● **Directive**: State how many lines in the listing below include the word "driving". Give nothing but the number.

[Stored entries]
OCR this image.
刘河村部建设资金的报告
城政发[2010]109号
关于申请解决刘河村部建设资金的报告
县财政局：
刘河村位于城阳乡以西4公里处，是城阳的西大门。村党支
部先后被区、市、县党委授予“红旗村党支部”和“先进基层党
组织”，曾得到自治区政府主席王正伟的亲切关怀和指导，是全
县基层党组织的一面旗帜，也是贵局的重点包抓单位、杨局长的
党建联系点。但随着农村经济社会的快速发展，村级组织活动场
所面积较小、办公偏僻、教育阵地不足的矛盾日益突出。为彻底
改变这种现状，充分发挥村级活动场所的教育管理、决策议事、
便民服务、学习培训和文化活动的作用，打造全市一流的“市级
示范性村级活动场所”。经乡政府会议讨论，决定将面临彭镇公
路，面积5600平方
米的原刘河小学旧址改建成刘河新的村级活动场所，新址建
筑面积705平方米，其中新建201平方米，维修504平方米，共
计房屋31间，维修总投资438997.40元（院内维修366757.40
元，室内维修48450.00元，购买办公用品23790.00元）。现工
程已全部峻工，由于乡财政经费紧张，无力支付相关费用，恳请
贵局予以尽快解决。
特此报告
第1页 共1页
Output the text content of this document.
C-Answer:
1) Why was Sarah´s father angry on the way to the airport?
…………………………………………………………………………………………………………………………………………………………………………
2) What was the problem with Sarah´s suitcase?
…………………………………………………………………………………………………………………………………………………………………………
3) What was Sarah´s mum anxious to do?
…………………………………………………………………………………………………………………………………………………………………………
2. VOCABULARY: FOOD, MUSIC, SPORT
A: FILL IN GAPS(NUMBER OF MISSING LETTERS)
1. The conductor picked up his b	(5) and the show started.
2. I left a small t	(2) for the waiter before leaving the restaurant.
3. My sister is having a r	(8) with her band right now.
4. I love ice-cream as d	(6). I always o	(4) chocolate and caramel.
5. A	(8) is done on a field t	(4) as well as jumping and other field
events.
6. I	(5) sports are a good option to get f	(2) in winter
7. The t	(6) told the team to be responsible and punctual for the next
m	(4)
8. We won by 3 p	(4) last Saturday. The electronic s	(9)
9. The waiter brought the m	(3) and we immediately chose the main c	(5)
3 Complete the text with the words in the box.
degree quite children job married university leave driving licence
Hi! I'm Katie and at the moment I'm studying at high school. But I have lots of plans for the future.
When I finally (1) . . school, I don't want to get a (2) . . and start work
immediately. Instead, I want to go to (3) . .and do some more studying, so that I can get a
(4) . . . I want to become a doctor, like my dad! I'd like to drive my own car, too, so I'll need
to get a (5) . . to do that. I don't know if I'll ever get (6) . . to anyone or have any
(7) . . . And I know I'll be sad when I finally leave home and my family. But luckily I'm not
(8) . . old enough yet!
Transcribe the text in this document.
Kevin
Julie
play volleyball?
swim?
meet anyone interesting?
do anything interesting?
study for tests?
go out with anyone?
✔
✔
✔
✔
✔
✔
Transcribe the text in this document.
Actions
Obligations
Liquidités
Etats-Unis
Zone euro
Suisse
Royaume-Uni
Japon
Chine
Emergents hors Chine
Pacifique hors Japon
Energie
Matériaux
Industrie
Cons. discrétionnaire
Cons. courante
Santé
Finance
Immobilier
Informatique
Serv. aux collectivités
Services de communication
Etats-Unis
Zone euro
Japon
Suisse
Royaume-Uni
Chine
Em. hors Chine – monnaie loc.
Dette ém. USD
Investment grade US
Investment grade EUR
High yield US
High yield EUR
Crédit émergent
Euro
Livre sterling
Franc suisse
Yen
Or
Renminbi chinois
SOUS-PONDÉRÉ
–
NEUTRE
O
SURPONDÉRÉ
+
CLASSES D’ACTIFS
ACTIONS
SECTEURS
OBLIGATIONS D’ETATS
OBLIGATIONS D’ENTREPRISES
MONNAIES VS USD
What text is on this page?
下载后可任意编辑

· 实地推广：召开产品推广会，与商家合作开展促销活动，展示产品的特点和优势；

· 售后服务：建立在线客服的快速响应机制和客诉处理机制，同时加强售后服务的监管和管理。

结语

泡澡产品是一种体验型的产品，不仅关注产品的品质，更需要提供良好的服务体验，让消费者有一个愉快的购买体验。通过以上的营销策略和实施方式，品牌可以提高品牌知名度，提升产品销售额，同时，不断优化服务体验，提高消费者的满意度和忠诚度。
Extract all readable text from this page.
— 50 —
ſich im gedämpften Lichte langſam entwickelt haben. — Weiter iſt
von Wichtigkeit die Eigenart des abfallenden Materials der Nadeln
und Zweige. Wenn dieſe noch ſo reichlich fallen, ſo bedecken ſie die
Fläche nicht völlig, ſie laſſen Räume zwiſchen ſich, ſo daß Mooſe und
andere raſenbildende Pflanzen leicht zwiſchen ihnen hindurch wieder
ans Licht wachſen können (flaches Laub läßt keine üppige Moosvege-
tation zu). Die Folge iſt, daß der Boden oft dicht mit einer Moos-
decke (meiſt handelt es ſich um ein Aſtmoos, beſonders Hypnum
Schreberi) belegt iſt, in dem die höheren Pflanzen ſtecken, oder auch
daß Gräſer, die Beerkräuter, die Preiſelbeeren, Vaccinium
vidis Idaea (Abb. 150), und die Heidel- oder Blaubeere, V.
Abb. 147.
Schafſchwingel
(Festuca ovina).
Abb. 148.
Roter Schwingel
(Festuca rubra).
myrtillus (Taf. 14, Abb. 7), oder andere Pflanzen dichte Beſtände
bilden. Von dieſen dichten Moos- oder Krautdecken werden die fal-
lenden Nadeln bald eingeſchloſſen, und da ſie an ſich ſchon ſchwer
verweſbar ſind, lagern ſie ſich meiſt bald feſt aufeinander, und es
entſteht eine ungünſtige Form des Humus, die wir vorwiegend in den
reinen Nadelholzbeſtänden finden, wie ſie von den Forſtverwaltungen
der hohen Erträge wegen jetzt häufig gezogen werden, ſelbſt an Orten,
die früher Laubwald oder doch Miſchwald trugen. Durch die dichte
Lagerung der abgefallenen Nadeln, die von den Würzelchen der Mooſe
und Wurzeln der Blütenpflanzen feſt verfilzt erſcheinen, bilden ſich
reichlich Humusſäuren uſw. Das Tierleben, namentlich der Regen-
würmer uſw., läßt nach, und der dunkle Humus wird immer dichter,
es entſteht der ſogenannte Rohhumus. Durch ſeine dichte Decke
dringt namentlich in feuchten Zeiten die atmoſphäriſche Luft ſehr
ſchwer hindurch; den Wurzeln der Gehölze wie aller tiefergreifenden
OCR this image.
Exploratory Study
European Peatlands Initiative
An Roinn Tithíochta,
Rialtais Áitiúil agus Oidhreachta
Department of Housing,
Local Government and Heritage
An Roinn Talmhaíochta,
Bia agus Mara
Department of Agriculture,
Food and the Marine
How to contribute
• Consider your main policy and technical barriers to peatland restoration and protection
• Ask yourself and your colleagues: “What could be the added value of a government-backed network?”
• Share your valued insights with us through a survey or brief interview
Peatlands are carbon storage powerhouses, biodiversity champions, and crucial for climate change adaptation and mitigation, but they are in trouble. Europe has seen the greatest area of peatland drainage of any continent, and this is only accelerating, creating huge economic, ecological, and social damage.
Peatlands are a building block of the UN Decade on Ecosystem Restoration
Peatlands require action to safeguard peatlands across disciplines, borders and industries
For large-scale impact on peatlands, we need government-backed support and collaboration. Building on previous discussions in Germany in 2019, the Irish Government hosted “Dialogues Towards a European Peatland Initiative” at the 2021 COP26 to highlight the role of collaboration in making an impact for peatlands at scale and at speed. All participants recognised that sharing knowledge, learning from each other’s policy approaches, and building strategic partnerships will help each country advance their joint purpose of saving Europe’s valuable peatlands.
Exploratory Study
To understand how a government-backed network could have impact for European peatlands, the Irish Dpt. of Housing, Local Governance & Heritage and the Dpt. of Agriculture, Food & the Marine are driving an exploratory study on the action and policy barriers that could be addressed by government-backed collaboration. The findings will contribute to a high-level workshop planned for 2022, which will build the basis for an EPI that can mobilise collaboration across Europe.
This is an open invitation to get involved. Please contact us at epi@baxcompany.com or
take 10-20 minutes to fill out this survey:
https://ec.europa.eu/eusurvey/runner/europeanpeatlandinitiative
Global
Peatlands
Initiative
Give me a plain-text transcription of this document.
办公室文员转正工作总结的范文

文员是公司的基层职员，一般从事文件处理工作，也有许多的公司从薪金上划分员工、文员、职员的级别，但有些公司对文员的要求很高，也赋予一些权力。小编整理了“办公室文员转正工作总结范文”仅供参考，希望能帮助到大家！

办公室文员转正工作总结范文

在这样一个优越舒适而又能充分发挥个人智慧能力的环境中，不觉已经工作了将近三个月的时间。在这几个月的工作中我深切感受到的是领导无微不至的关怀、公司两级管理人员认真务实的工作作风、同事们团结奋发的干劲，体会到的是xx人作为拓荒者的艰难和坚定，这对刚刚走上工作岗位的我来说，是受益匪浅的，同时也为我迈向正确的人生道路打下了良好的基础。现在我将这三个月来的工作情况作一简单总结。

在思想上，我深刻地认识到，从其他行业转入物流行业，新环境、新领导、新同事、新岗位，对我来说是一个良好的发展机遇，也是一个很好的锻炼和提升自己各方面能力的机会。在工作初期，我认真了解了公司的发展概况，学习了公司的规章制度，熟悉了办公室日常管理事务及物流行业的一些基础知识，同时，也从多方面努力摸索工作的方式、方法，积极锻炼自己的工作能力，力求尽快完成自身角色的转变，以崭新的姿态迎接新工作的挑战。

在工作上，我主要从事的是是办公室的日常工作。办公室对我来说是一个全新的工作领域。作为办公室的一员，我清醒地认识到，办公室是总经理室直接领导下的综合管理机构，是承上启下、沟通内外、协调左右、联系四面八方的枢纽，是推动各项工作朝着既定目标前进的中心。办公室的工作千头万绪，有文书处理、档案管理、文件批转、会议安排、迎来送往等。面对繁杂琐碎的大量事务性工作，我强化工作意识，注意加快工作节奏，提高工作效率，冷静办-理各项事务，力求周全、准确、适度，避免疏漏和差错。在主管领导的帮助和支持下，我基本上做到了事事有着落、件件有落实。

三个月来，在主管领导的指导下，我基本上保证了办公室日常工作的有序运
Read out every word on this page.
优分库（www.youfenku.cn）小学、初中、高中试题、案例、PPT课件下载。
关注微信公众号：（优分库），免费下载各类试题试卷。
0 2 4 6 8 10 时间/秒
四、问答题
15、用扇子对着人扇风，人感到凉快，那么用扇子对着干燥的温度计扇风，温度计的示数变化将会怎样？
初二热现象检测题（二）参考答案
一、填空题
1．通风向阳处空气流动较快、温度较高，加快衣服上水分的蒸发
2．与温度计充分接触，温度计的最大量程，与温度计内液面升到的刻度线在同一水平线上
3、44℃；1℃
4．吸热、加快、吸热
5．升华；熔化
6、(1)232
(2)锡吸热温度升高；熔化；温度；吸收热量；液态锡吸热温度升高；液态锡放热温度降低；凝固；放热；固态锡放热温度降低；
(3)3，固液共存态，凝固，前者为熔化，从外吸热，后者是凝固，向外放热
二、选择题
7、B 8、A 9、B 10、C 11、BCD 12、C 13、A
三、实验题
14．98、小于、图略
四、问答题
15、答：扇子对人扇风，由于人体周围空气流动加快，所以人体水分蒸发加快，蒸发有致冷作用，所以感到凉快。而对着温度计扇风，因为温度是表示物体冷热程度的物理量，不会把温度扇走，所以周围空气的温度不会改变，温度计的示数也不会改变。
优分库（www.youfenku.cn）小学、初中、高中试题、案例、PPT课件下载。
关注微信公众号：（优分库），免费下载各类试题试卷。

● **Expected answer**: 2